Exercise directions:
Reproduce the listing below in its entirety. Change nothing.

— Begin Data rows —

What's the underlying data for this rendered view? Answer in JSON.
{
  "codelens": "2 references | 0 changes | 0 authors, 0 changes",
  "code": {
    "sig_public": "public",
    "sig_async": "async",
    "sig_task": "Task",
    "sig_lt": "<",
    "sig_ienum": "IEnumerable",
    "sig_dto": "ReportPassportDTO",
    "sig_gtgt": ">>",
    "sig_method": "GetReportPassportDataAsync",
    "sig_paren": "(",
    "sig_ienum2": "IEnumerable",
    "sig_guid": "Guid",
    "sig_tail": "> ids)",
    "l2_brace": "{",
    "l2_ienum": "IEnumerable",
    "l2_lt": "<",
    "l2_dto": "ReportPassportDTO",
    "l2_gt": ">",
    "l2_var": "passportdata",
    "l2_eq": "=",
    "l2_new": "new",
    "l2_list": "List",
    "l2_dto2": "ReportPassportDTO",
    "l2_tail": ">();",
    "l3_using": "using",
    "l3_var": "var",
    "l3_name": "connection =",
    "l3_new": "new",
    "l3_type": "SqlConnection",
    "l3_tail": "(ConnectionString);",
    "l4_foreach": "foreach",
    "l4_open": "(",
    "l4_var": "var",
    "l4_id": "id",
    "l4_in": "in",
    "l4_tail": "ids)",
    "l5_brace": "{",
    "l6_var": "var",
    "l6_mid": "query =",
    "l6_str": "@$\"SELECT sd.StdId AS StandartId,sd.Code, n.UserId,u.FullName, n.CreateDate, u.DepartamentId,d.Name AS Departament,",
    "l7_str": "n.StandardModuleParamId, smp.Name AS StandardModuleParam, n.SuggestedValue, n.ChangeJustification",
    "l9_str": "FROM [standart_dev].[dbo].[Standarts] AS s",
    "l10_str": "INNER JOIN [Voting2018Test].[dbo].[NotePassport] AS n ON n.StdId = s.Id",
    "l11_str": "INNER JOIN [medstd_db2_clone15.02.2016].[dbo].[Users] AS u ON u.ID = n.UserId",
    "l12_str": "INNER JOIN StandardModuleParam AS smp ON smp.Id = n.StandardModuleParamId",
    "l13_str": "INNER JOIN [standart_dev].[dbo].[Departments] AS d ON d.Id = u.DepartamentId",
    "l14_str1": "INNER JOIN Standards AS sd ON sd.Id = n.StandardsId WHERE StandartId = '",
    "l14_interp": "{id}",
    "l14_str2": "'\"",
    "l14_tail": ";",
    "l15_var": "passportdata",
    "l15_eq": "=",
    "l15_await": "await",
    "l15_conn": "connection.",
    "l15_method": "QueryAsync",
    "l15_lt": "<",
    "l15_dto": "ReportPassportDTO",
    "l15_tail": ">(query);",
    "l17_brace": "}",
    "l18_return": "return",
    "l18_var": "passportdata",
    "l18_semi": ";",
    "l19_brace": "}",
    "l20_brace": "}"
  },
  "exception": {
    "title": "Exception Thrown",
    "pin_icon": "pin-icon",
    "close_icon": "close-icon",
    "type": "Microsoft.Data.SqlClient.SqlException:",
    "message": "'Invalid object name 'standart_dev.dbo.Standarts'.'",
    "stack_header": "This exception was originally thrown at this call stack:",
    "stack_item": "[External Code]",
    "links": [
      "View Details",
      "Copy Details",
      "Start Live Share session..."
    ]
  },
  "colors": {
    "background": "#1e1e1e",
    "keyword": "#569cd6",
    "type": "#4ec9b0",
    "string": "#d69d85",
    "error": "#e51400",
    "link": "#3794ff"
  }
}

— End Data rows —

Reply to the exercise:
What's the underlying data for this rendered view? Answer in JSON.
{
  "codelens": "2 references | 0 changes | 0 authors, 0 changes",
  "code": {
    "sig_public": "public",
    "sig_async": "async",
    "sig_task": "Task",
    "sig_lt": "<",
    "sig_ienum": "IEnumerable",
    "sig_dto": "ReportPassportDTO",
    "sig_gtgt": ">>",
    "sig_method": "GetReportPassportDataAsync",
    "sig_paren": "(",
    "sig_ienum2": "IEnumerable",
    "sig_guid": "Guid",
    "sig_tail": "> ids)",
    "l2_brace": "{",
    "l2_ienum": "IEnumerable",
    "l2_lt": "<",
    "l2_dto": "ReportPassportDTO",
    "l2_gt": ">",
    "l2_var": "passportdata",
    "l2_eq": "=",
    "l2_new": "new",
    "l2_list": "List",
    "l2_dto2": "ReportPassportDTO",
    "l2_tail": ">();",
    "l3_using": "using",
    "l3_var": "var",
    "l3_name": "connection =",
    "l3_new": "new",
    "l3_type": "SqlConnection",
    "l3_tail": "(ConnectionString);",
    "l4_foreach": "foreach",
    "l4_open": "(",
    "l4_var": "var",
    "l4_id": "id",
    "l4_in": "in",
    "l4_tail": "ids)",
    "l5_brace": "{",
    "l6_var": "var",
    "l6_mid": "query =",
    "l6_str": "@$\"SELECT sd.StdId AS StandartId,sd.Code, n.UserId,u.FullName, n.CreateDate, u.DepartamentId,d.Name AS Departament,",
    "l7_str": "n.StandardModuleParamId, smp.Name AS StandardModuleParam, n.SuggestedValue, n.ChangeJustification",
    "l9_str": "FROM [standart_dev].[dbo].[Standarts] AS s",
    "l10_str": "INNER JOIN [Voting2018Test].[dbo].[NotePassport] AS n ON n.StdId = s.Id",
    "l11_str": "INNER JOIN [medstd_db2_clone15.02.2016].[dbo].[Users] AS u ON u.ID = n.UserId",
    "l12_str": "INNER JOIN StandardModuleParam AS smp ON smp.Id = n.StandardModuleParamId",
    "l13_str": "INNER JOIN [standart_dev].[dbo].[Departments] AS d ON d.Id = u.DepartamentId",
    "l14_str1": "INNER JOIN Standards AS sd ON sd.Id = n.StandardsId WHERE StandartId = '",
    "l14_interp": "{id}",
    "l14_str2": "'\"",
    "l14_tail": ";",
    "l15_var": "passportdata",
    "l15_eq": "=",
    "l15_await": "await",
    "l15_conn": "connection.",
    "l15_method": "QueryAsync",
    "l15_lt": "<",
    "l15_dto": "ReportPassportDTO",
    "l15_tail": ">(query);",
    "l17_brace": "}",
    "l18_return": "return",
    "l18_var": "passportdata",
    "l18_semi": ";",
    "l19_brace": "}",
    "l20_brace": "}"
  },
  "exception": {
    "title": "Exception Thrown",
    "pin_icon": "pin-icon",
    "close_icon": "close-icon",
    "type": "Microsoft.Data.SqlClient.SqlException:",
    "message": "'Invalid object name 'standart_dev.dbo.Standarts'.'",
    "stack_header": "This exception was originally thrown at this call stack:",
    "stack_item": "[External Code]",
    "links": [
      "View Details",
      "Copy Details",
      "Start Live Share session..."
    ]
  },
  "colors": {
    "background": "#1e1e1e",
    "keyword": "#569cd6",
    "type": "#4ec9b0",
    "string": "#d69d85",
    "error": "#e51400",
    "link": "#3794ff"
  }
}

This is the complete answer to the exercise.